▸ **What you will do**
Scan the data below for the string "Northern". Copy every line where it appears.

▸ **Material for the task**
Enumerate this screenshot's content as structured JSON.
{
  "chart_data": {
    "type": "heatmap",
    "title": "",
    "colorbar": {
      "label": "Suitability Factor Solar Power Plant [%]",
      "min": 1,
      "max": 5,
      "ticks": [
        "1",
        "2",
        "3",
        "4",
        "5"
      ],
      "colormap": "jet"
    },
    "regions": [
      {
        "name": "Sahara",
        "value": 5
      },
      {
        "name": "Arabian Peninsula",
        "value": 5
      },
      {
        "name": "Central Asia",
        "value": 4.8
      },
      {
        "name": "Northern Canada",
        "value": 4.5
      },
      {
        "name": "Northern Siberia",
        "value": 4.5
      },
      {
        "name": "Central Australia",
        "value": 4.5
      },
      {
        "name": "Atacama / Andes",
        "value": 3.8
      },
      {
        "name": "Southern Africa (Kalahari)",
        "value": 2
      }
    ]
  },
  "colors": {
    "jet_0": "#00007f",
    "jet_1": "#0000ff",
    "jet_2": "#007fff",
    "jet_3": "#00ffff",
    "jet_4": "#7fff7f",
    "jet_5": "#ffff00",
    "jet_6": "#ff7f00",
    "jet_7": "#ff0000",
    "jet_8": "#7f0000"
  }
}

--

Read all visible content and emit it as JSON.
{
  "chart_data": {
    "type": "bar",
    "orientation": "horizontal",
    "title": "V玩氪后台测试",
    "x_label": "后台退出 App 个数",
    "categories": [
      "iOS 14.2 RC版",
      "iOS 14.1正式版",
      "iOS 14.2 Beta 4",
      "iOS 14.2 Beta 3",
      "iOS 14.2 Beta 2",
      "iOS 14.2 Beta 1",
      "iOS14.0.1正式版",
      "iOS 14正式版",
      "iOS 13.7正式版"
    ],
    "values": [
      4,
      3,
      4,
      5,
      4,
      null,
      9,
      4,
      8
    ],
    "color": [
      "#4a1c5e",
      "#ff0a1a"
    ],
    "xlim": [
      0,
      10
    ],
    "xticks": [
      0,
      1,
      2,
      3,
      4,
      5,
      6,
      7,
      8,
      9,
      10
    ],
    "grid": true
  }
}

▸ **The answer**
        "name": "Northern Canada",
        "name": "Northern Siberia",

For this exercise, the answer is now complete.